Required work
Copy out every line of the records in which "modelos" can be found.

Supplied information
■ ■ ■

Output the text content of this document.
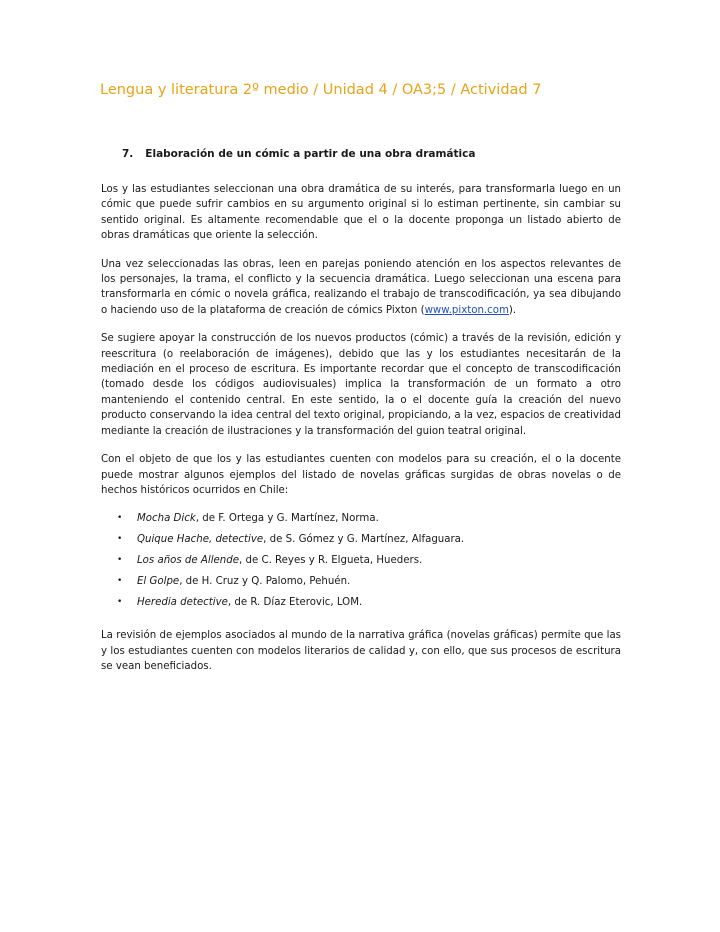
Lengua y literatura 2º medio / Unidad 4 / OA3;5 / Actividad 7
7. Elaboración de un cómic a partir de una obra dramática

Los y las estudiantes seleccionan una obra dramática de su interés, para transformarla luego en un cómic que puede sufrir cambios en su argumento original si lo estiman pertinente, sin cambiar su sentido original. Es altamente recomendable que el o la docente proponga un listado abierto de obras dramáticas que oriente la selección.

Una vez seleccionadas las obras, leen en parejas poniendo atención en los aspectos relevantes de los personajes, la trama, el conflicto y la secuencia dramática. Luego seleccionan una escena para transformarla en cómic o novela gráfica, realizando el trabajo de transcodificación, ya sea dibujando o haciendo uso de la plataforma de creación de cómics Pixton (www.pixton.com).

Se sugiere apoyar la construcción de los nuevos productos (cómic) a través de la revisión, edición y reescritura (o reelaboración de imágenes), debido que las y los estudiantes necesitarán de la mediación en el proceso de escritura. Es importante recordar que el concepto de transcodificación (tomado desde los códigos audiovisuales) implica la transformación de un formato a otro manteniendo el contenido central. En este sentido, la o el docente guía la creación del nuevo producto conservando la idea central del texto original, propiciando, a la vez, espacios de creatividad mediante la creación de ilustraciones y la transformación del guion teatral original.

Con el objeto de que los y las estudiantes cuenten con modelos para su creación, el o la docente puede mostrar algunos ejemplos del listado de novelas gráficas surgidas de obras novelas o de hechos históricos ocurridos en Chile:

• Mocha Dick, de F. Ortega y G. Martínez, Norma.
• Quique Hache, detective, de S. Gómez y G. Martínez, Alfaguara.
• Los años de Allende, de C. Reyes y R. Elgueta, Hueders.
• El Golpe, de H. Cruz y Q. Palomo, Pehuén.
• Heredia detective, de R. Díaz Eterovic, LOM.

La revisión de ejemplos asociados al mundo de la narrativa gráfica (novelas gráficas) permite que las y los estudiantes cuenten con modelos literarios de calidad y, con ello, que sus procesos de escritura se vean beneficiados.
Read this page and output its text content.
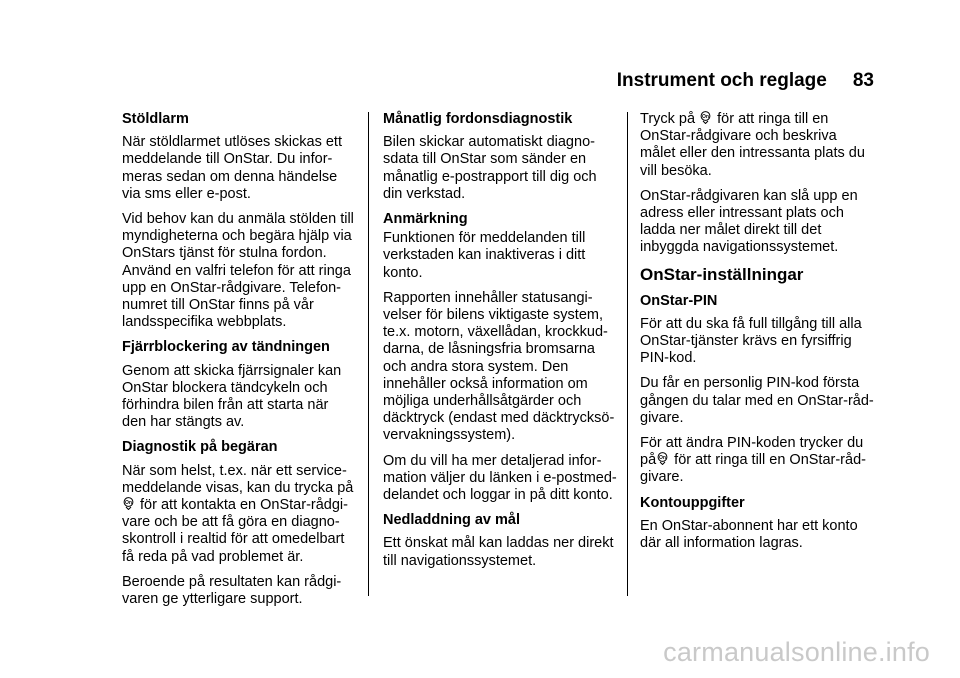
Instrument och reglage 83
Stöldlarm

När stöldlarmet utlöses skickas ett
meddelande till OnStar. Du infor-
meras sedan om denna händelse
via sms eller e-post.

Vid behov kan du anmäla stölden till
myndigheterna och begära hjälp via
OnStars tjänst för stulna fordon.
Använd en valfri telefon för att ringa
upp en OnStar-rådgivare. Telefon-
numret till OnStar finns på vår
landsspecifika webbplats.

Fjärrblockering av tändningen

Genom att skicka fjärrsignaler kan
OnStar blockera tändcykeln och
förhindra bilen från att starta när
den har stängts av.

Diagnostik på begäran

När som helst, t.ex. när ett service-
meddelande visas, kan du trycka på

On för att kontakta en OnStar-rådgi-
vare och be att få göra en diagno-
skontroll i realtid för att omedelbart
få reda på vad problemet är.

Beroende på resultaten kan rådgi-
varen ge ytterligare support.

Månatlig fordonsdiagnostik

Bilen skickar automatiskt diagno-
sdata till OnStar som sänder en
månatlig e-postrapport till dig och
din verkstad.

Anmärkning

Funktionen för meddelanden till
verkstaden kan inaktiveras i ditt
konto.

Rapporten innehåller statusangi-
velser för bilens viktigaste system,
te.x. motorn, växellådan, krockkud-
darna, de låsningsfria bromsarna
och andra stora system. Den
innehåller också information om
möjliga underhållsåtgärder och
däcktryck (endast med däcktrycksö-
vervakningssystem).

Om du vill ha mer detaljerad infor-
mation väljer du länken i e-postmed-
delandet och loggar in på ditt konto.

Nedladdning av mål

Ett önskat mål kan laddas ner direkt
till navigationssystemet.

Tryck på On för att ringa till en
OnStar-rådgivare och beskriva
målet eller den intressanta plats du
vill besöka.

OnStar-rådgivaren kan slå upp en
adress eller intressant plats och
ladda ner målet direkt till det
inbyggda navigationssystemet.

OnStar-inställningar
OnStar-PIN

För att du ska få full tillgång till alla
OnStar-tjänster krävs en fyrsiffrig
PIN-kod.

Du får en personlig PIN-kod första
gången du talar med en OnStar-råd-
givare.

För att ändra PIN-koden trycker du
på On för att ringa till en OnStar-råd-
givare.

Kontouppgifter

En OnStar-abonnent har ett konto
där all information lagras.

carmanualsonline.info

■ ■ ■

Result of this task
Con el objeto de que los y las estudiantes cuenten con modelos para su creación, el o la docente puede mostrar algunos ejemplos del listado de novelas gráficas surgidas de obras novelas o de hechos históricos ocurridos en Chile:
La revisión de ejemplos asociados al mundo de la narrativa gráfica (novelas gráficas) permite que las y los estudiantes cuenten con modelos literarios de calidad y, con ello, que sus procesos de escritura se vean beneficiados.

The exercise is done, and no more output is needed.